[Requirement] Pictures aside, quote the whole listing exactly.

Source records
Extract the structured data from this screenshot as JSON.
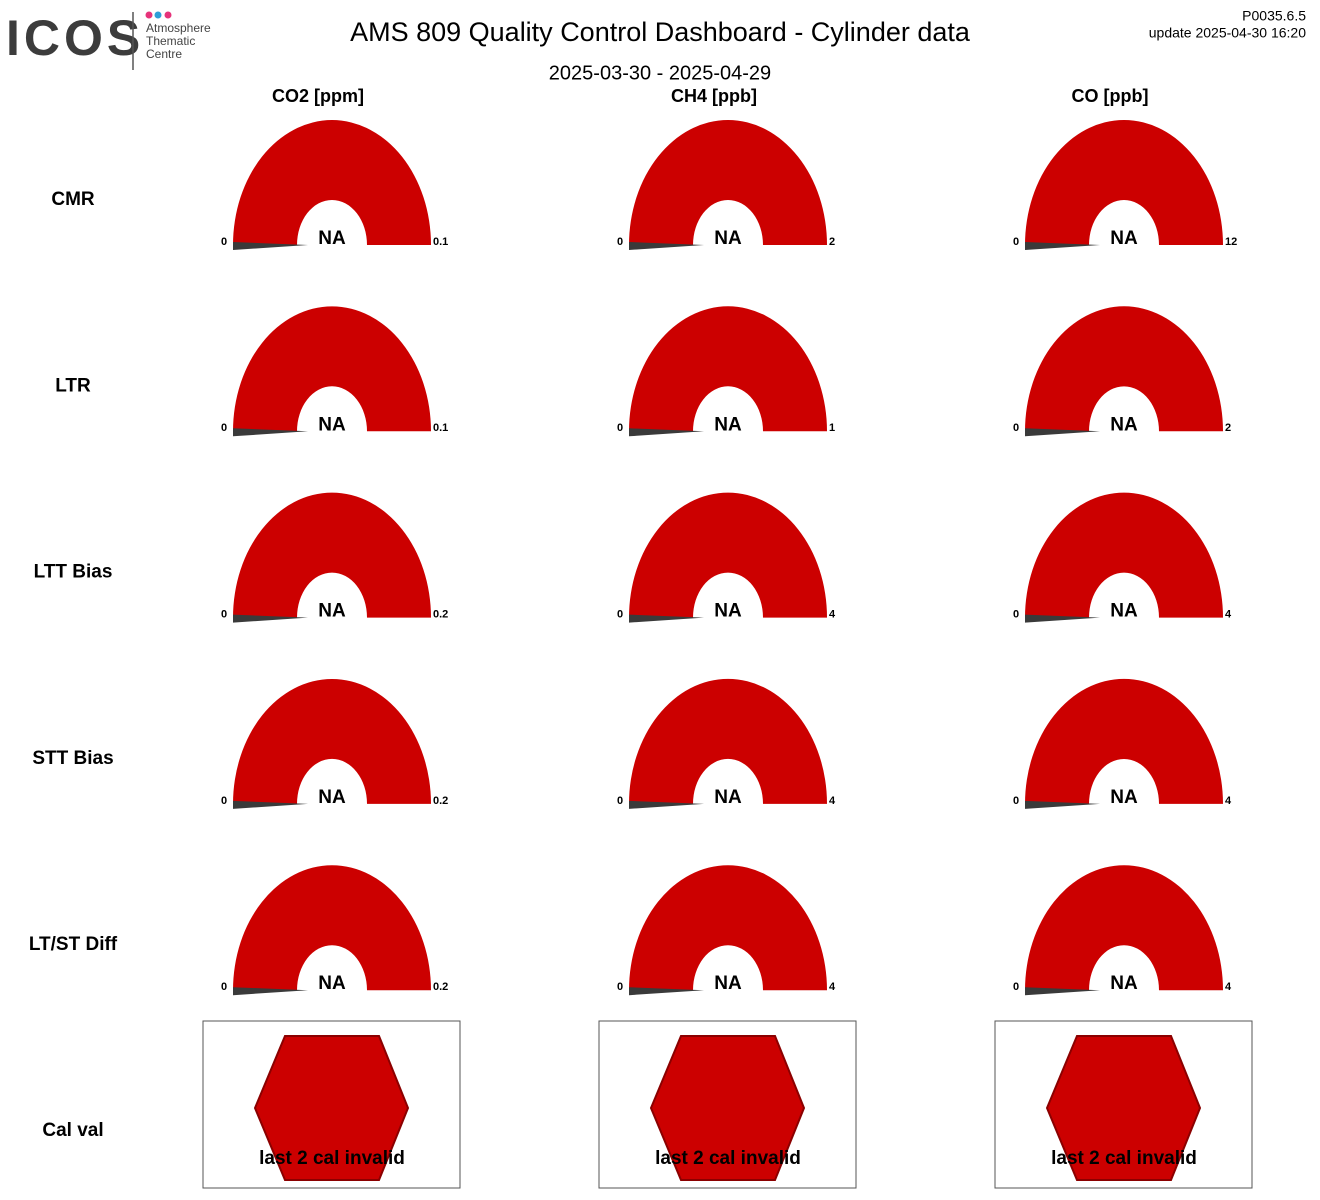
{
  "logo": {
    "name": "ICOS",
    "lines": [
      "Atmosphere",
      "Thematic",
      "Centre"
    ]
  },
  "header": {
    "title": "AMS 809 Quality Control Dashboard - Cylinder data",
    "period": "2025-03-30 - 2025-04-29",
    "version": "P0035.6.5",
    "update": "update  2025-04-30 16:20"
  },
  "columns": [
    "CO2 [ppm]",
    "CH4 [ppb]",
    "CO [ppb]"
  ],
  "rows": [
    {
      "label": "CMR",
      "gauges": [
        {
          "min": 0,
          "max": 0.1,
          "value": "NA"
        },
        {
          "min": 0,
          "max": 2,
          "value": "NA"
        },
        {
          "min": 0,
          "max": 12,
          "value": "NA"
        }
      ]
    },
    {
      "label": "LTR",
      "gauges": [
        {
          "min": 0,
          "max": 0.1,
          "value": "NA"
        },
        {
          "min": 0,
          "max": 1,
          "value": "NA"
        },
        {
          "min": 0,
          "max": 2,
          "value": "NA"
        }
      ]
    },
    {
      "label": "LTT Bias",
      "gauges": [
        {
          "min": 0,
          "max": 0.2,
          "value": "NA"
        },
        {
          "min": 0,
          "max": 4,
          "value": "NA"
        },
        {
          "min": 0,
          "max": 4,
          "value": "NA"
        }
      ]
    },
    {
      "label": "STT Bias",
      "gauges": [
        {
          "min": 0,
          "max": 0.2,
          "value": "NA"
        },
        {
          "min": 0,
          "max": 4,
          "value": "NA"
        },
        {
          "min": 0,
          "max": 4,
          "value": "NA"
        }
      ]
    },
    {
      "label": "LT/ST Diff",
      "gauges": [
        {
          "min": 0,
          "max": 0.2,
          "value": "NA"
        },
        {
          "min": 0,
          "max": 4,
          "value": "NA"
        },
        {
          "min": 0,
          "max": 4,
          "value": "NA"
        }
      ]
    }
  ],
  "cal_val": {
    "label": "Cal val",
    "cells": [
      "last 2 cal invalid",
      "last 2 cal invalid",
      "last 2 cal invalid"
    ]
  }
}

[Output for this task]
Extract the structured data from this screenshot as JSON.
{
  "logo": {
    "name": "ICOS",
    "lines": [
      "Atmosphere",
      "Thematic",
      "Centre"
    ]
  },
  "header": {
    "title": "AMS 809 Quality Control Dashboard - Cylinder data",
    "period": "2025-03-30 - 2025-04-29",
    "version": "P0035.6.5",
    "update": "update  2025-04-30 16:20"
  },
  "columns": [
    "CO2 [ppm]",
    "CH4 [ppb]",
    "CO [ppb]"
  ],
  "rows": [
    {
      "label": "CMR",
      "gauges": [
        {
          "min": 0,
          "max": 0.1,
          "value": "NA"
        },
        {
          "min": 0,
          "max": 2,
          "value": "NA"
        },
        {
          "min": 0,
          "max": 12,
          "value": "NA"
        }
      ]
    },
    {
      "label": "LTR",
      "gauges": [
        {
          "min": 0,
          "max": 0.1,
          "value": "NA"
        },
        {
          "min": 0,
          "max": 1,
          "value": "NA"
        },
        {
          "min": 0,
          "max": 2,
          "value": "NA"
        }
      ]
    },
    {
      "label": "LTT Bias",
      "gauges": [
        {
          "min": 0,
          "max": 0.2,
          "value": "NA"
        },
        {
          "min": 0,
          "max": 4,
          "value": "NA"
        },
        {
          "min": 0,
          "max": 4,
          "value": "NA"
        }
      ]
    },
    {
      "label": "STT Bias",
      "gauges": [
        {
          "min": 0,
          "max": 0.2,
          "value": "NA"
        },
        {
          "min": 0,
          "max": 4,
          "value": "NA"
        },
        {
          "min": 0,
          "max": 4,
          "value": "NA"
        }
      ]
    },
    {
      "label": "LT/ST Diff",
      "gauges": [
        {
          "min": 0,
          "max": 0.2,
          "value": "NA"
        },
        {
          "min": 0,
          "max": 4,
          "value": "NA"
        },
        {
          "min": 0,
          "max": 4,
          "value": "NA"
        }
      ]
    }
  ],
  "cal_val": {
    "label": "Cal val",
    "cells": [
      "last 2 cal invalid",
      "last 2 cal invalid",
      "last 2 cal invalid"
    ]
  }
}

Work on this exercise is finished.